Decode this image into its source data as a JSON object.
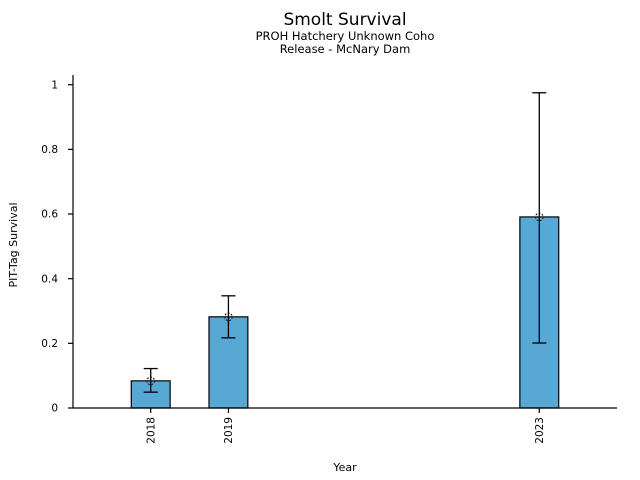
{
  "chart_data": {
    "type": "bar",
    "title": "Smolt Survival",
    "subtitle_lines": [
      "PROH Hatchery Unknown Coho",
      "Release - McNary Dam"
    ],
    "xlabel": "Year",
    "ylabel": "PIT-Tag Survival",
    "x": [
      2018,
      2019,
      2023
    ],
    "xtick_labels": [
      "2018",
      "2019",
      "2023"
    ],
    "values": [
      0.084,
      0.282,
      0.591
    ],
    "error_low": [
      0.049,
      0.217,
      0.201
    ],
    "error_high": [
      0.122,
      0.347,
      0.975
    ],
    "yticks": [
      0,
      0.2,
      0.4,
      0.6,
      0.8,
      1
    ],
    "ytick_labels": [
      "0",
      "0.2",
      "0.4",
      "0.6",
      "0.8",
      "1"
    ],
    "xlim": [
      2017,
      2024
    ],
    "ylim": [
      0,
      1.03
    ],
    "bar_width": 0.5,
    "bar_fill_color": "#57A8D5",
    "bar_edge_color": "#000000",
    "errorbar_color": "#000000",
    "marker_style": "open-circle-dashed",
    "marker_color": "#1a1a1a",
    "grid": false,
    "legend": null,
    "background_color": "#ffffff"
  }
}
-=-=-=-=-
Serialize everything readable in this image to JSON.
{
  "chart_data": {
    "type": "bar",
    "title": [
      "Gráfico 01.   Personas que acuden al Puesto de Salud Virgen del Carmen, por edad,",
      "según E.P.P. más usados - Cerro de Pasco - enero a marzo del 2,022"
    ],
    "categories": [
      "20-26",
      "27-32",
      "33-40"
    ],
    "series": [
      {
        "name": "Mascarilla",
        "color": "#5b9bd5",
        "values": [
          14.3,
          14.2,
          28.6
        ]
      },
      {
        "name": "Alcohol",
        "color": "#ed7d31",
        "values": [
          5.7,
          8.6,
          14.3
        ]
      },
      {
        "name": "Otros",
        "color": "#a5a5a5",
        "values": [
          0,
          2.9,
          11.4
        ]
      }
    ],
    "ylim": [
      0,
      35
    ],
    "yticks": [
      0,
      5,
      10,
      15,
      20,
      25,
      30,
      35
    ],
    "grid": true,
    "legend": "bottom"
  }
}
-=-=-=-=-
- **WRITTEN REQUEST**: Go through the entries and return each line where the word "Survival" appears.

- **EXERCISE ANSWER**:
    "title": "Smolt Survival",
    "ylabel": "PIT-Tag Survival",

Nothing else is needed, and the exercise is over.